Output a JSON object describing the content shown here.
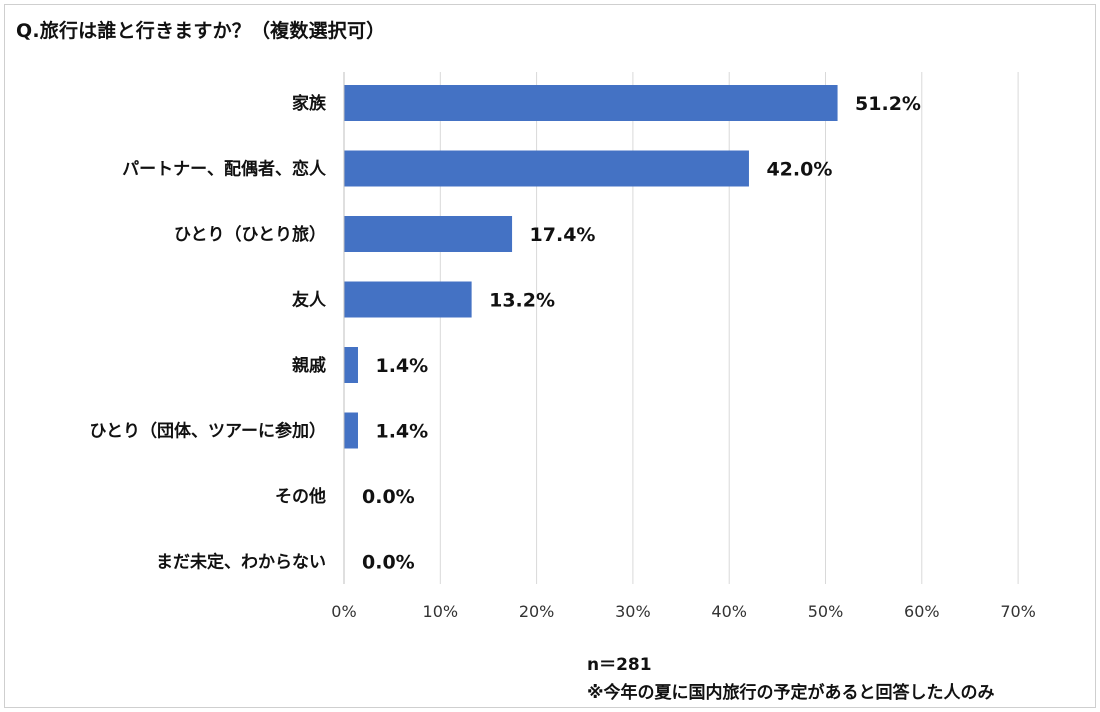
{
  "chart_data": {
    "type": "bar",
    "orientation": "horizontal",
    "title": "Q.旅行は誰と行きますか？（複数選択可）",
    "categories": [
      "家族",
      "パートナー、配偶者、恋人",
      "ひとり（ひとり旅）",
      "友人",
      "親戚",
      "ひとり（団体、ツアーに参加）",
      "その他",
      "まだ未定、わからない"
    ],
    "values": [
      51.2,
      42.0,
      17.4,
      13.2,
      1.4,
      1.4,
      0.0,
      0.0
    ],
    "value_labels": [
      "51.2%",
      "42.0%",
      "17.4%",
      "13.2%",
      "1.4%",
      "1.4%",
      "0.0%",
      "0.0%"
    ],
    "xlim": [
      0,
      70
    ],
    "xticks": [
      "0%",
      "10%",
      "20%",
      "30%",
      "40%",
      "50%",
      "60%",
      "70%"
    ],
    "grid": true,
    "bar_color": "#4472C4"
  },
  "notes": {
    "sample": "n＝281",
    "footnote": "※今年の夏に国内旅行の予定があると回答した人のみ"
  }
}
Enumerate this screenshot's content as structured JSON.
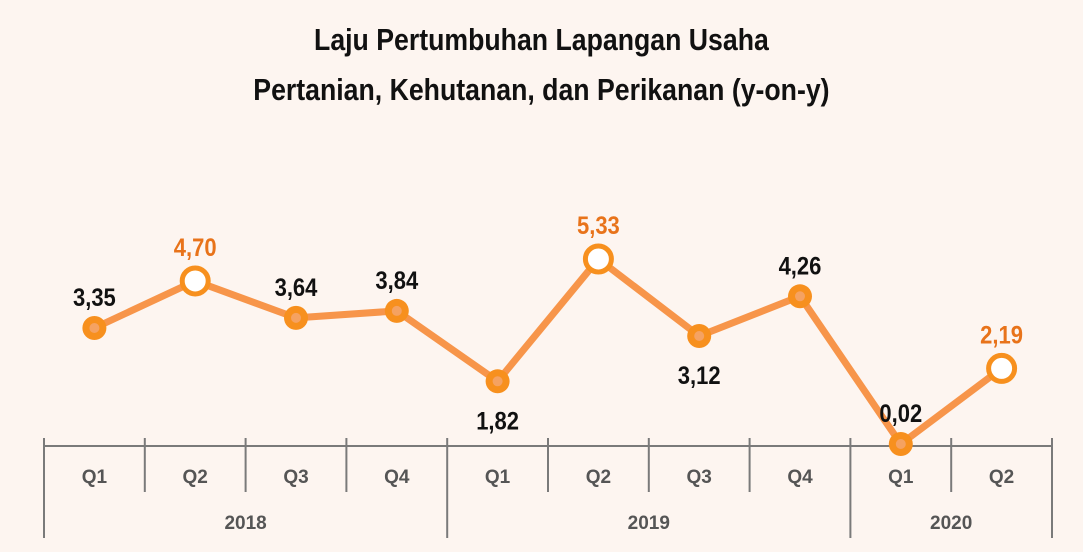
{
  "chart_data": {
    "type": "line",
    "title": [
      "Laju Pertumbuhan Lapangan Usaha",
      "Pertanian, Kehutanan, dan Perikanan (y-on-y)"
    ],
    "categories": [
      "Q1",
      "Q2",
      "Q3",
      "Q4",
      "Q1",
      "Q2",
      "Q3",
      "Q4",
      "Q1",
      "Q2"
    ],
    "groups": [
      {
        "label": "2018",
        "span": 4
      },
      {
        "label": "2019",
        "span": 4
      },
      {
        "label": "2020",
        "span": 2
      }
    ],
    "values": [
      3.35,
      4.7,
      3.64,
      3.84,
      1.82,
      5.33,
      3.12,
      4.26,
      0.02,
      2.19
    ],
    "data_labels": [
      "3,35",
      "4,70",
      "3,64",
      "3,84",
      "1,82",
      "5,33",
      "3,12",
      "4,26",
      "0,02",
      "2,19"
    ],
    "highlighted": [
      false,
      true,
      false,
      false,
      false,
      true,
      false,
      false,
      false,
      true
    ],
    "label_position": [
      "above",
      "above",
      "above",
      "above",
      "below",
      "above",
      "below",
      "above",
      "above",
      "above"
    ],
    "xlabel": "",
    "ylabel": "",
    "grid": false,
    "colors": {
      "line": "#f7954a",
      "marker": "#f7901e",
      "marker_center": "#f5a262",
      "highlight_text": "#e8731a",
      "text": "#111111",
      "axis": "#7a7a7a",
      "background": "#fdf5f0"
    }
  }
}
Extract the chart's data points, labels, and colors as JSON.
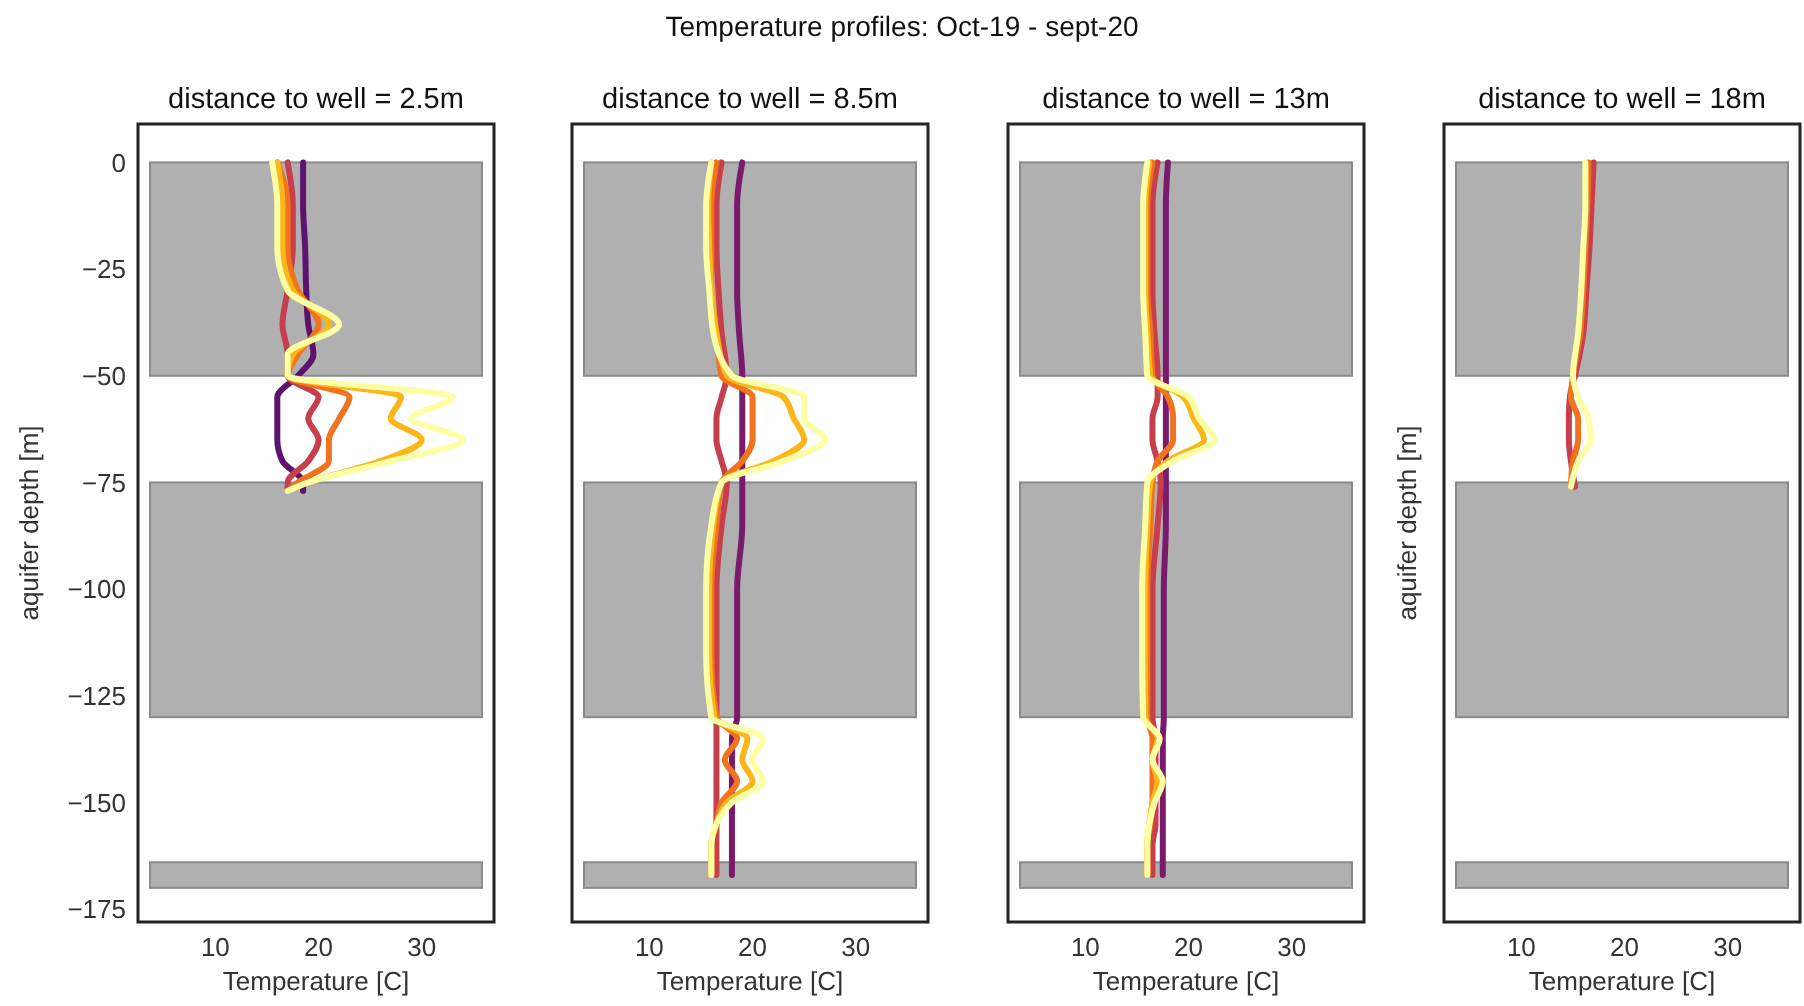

· · · ·

Work required =>
Reproduce each entry precisely. Leave the pictures out.

Answer to this problem =>
Output a JSON object describing the content shown here.
{
  "chart_data": {
    "type": "bar",
    "orientation": "horizontal",
    "title": "Q.旅行は誰と行きますか？（複数選択可）",
    "categories": [
      "家族",
      "パートナー、配偶者、恋人",
      "ひとり（ひとり旅）",
      "友人",
      "親戚",
      "ひとり（団体、ツアーに参加）",
      "その他",
      "まだ未定、わからない"
    ],
    "values": [
      51.2,
      42.0,
      17.4,
      13.2,
      1.4,
      1.4,
      0.0,
      0.0
    ],
    "value_labels": [
      "51.2%",
      "42.0%",
      "17.4%",
      "13.2%",
      "1.4%",
      "1.4%",
      "0.0%",
      "0.0%"
    ],
    "xlim": [
      0,
      70
    ],
    "xticks": [
      "0%",
      "10%",
      "20%",
      "30%",
      "40%",
      "50%",
      "60%",
      "70%"
    ],
    "grid": true,
    "bar_color": "#4472C4"
  },
  "notes": {
    "sample": "n＝281",
    "footnote": "※今年の夏に国内旅行の予定があると回答した人のみ"
  }
}
Enumerate this screenshot's content as structured JSON.
{
  "chart_data": {
    "type": "line",
    "title": [
      "Laju Pertumbuhan Lapangan Usaha",
      "Pertanian, Kehutanan, dan Perikanan (y-on-y)"
    ],
    "categories": [
      "Q1",
      "Q2",
      "Q3",
      "Q4",
      "Q1",
      "Q2",
      "Q3",
      "Q4",
      "Q1",
      "Q2"
    ],
    "groups": [
      {
        "label": "2018",
        "span": 4
      },
      {
        "label": "2019",
        "span": 4
      },
      {
        "label": "2020",
        "span": 2
      }
    ],
    "values": [
      3.35,
      4.7,
      3.64,
      3.84,
      1.82,
      5.33,
      3.12,
      4.26,
      0.02,
      2.19
    ],
    "data_labels": [
      "3,35",
      "4,70",
      "3,64",
      "3,84",
      "1,82",
      "5,33",
      "3,12",
      "4,26",
      "0,02",
      "2,19"
    ],
    "highlighted": [
      false,
      true,
      false,
      false,
      false,
      true,
      false,
      false,
      false,
      true
    ],
    "label_position": [
      "above",
      "above",
      "above",
      "above",
      "below",
      "above",
      "below",
      "above",
      "above",
      "above"
    ],
    "xlabel": "",
    "ylabel": "",
    "grid": false,
    "colors": {
      "line": "#f7954a",
      "marker": "#f7901e",
      "marker_center": "#f5a262",
      "highlight_text": "#e8731a",
      "text": "#111111",
      "axis": "#7a7a7a",
      "background": "#fdf5f0"
    }
  }
}
Extract the chart's data points, labels, and colors as JSON.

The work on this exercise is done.